• **Source document**:
I'm doing this from memory, but from what I remember, this is the algorithm:

-  Start with a small board (70 x 75 tiles)
-  Make every tile water
-  Pick a tile at random and make it land. 
-  Add that tile to a list we'll call tiles to check.

while the number of land tiles is less than some arbitrary number (I think I made mine 35% of the map). . .

For every tile in the list we made we look at each of their neighboring (i think only water) tiles to determine whether to change them to land or keep it as water. The closer this tile is to the first tile that we chose, the greater chance it has of becoming land. If we decide to make a tile into land, we add it onto the list of tiles to check. Tiles that stay as water don't get added to this list. Once all neighbors for a particular tile are checked, that center tile gets removed from the list. When the list is empty, you can repeat the process with a new starting tile. Repeat this entire process until we hit a desired number of land tiles.

I then translate this small board onto the larger board, which I described in one of the above posts.

It seems to produce reasonable results, and you have a bit of control over things like the size of a landmass (adjust the weight on distance), the % of the map that is water (adjust the # of desired land tiles), you can dictate certain areas of the map that are more likely to contain water/land (for example, if you want a map with a gigantic ocean in the middle, you can favor starting tiles that are far away from this area), you can control how many continents appear on the map, as well as the size variance between continents (that is, how large the largest continent is in relation to the smallest) by changing the distance weight for each continent you place. 

For the height, I did something that was roughly this -- All tile corners are at height 0, and there's a list of corners that are locked and will no longer be heightened, and a list of unlocked corners.  All corners start out unlocked.  First lock all water corners. Iterate over all remaining unlocked corners and randomly either heighten a corner if allowed (i.e. this will not make it too high over any of its neighbors) / do nothing if not allowed, or lock the corner.  Keep iterating over the unlocked list until it's empty.

SFML projects / Re: It Always Ends In Nuclear War
« on: July 20, 2014, 07:03:35 pm »
I've been busy with moving, getting a job, and life in general.  In news completely unrelated to anything, I saw this post making its way around the internet and decided to give it a try.  I made an attempt at it, and, well, I love what you can do with computers.  I used SFML to grab pixels and display the results.

As for the topic at hand, I haven't done too much with this since the last update.  I did get a chance to play around with tile type generation this weekend, though. 

I'm not sure if what I've come up with is embarrassingly bad, but I'm going to show it regardless.  The current thinking is that there's going to be 4 discrete tile types -- Desert (represented by tan tiles), Ice (represented by white tiles), Grassland (represented by light green tiles), and forest (represented by dark green tiles).  Tile types are going to effect food output, the culture that develops in cities, and resource distribution (ie: oil being more likely in desert / ice areas). 

I'm open to any suggestions on how to make it look better. 

SFML projects / Re: It Always Ends In Nuclear War
« on: May 09, 2014, 12:45:29 am »
Bit of a late response, but yeah, I constantly find myself going back to older projects to reuse code.

I spent the past few days working on taking my existing code and gutting a lot of functionality that I don't need anymore.

• **Stated exercise 1**:
Copy the rows from the first one through the line containing "zdf-logo: ZDF xyxy=(93,73,203,143)", keeping every line unchanged.

• **Task inputs**:
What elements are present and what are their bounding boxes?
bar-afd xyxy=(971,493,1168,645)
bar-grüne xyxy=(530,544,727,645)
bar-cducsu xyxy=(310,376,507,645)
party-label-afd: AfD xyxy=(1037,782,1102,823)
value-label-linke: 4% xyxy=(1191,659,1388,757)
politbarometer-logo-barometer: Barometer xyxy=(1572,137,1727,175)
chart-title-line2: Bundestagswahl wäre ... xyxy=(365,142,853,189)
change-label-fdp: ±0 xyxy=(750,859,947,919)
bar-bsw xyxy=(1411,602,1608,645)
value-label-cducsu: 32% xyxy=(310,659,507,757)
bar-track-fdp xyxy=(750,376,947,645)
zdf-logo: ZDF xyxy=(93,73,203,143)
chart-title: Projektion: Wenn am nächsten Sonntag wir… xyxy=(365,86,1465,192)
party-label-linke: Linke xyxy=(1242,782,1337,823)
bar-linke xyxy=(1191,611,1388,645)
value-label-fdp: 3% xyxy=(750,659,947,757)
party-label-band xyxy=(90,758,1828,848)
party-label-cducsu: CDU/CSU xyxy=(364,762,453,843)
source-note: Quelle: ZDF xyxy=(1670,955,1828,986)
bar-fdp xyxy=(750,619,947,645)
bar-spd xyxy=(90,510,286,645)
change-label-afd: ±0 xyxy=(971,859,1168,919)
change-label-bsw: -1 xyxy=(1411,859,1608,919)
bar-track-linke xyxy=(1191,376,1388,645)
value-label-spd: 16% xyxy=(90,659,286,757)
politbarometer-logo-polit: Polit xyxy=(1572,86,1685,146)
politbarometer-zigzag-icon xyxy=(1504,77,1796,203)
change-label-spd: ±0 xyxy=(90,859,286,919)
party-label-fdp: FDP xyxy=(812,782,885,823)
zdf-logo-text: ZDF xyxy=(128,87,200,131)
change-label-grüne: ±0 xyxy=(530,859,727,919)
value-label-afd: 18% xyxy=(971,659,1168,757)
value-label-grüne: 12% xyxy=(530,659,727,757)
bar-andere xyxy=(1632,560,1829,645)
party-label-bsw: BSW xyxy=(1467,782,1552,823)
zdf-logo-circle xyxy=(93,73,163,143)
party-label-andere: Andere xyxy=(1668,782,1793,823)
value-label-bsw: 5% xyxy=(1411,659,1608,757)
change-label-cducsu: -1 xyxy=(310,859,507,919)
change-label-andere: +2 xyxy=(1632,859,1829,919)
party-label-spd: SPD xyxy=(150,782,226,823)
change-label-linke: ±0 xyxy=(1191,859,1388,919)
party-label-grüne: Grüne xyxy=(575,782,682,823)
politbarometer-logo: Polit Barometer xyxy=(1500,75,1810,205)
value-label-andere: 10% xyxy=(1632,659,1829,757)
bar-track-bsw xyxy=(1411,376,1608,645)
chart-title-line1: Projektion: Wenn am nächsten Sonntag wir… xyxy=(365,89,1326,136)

• **Stated exercise 2**:
Based on the forum text, are these statements true? For each, answer yes or no and quote the deciding words. (a) The generation begins with a small board of 70 x 75 tiles. (b) Tiles that stay as water are added to the list of tiles to check. (c) Five discrete tile types are planned.

• **Output 1**:
What elements are present and what are their bounding boxes?
bar-afd xyxy=(971,493,1168,645)
bar-grüne xyxy=(530,544,727,645)
bar-cducsu xyxy=(310,376,507,645)
party-label-afd: AfD xyxy=(1037,782,1102,823)
value-label-linke: 4% xyxy=(1191,659,1388,757)
politbarometer-logo-barometer: Barometer xyxy=(1572,137,1727,175)
chart-title-line2: Bundestagswahl wäre ... xyxy=(365,142,853,189)
change-label-fdp: ±0 xyxy=(750,859,947,919)
bar-bsw xyxy=(1411,602,1608,645)
value-label-cducsu: 32% xyxy=(310,659,507,757)
bar-track-fdp xyxy=(750,376,947,645)
zdf-logo: ZDF xyxy=(93,73,203,143)

• **Output 2**:
(a) Yes: "Start with a small board (70 x 75 tiles)"
(b) No: "Tiles that stay as water don't get added to this list."
(c) No: "there's going to be 4 discrete tile types"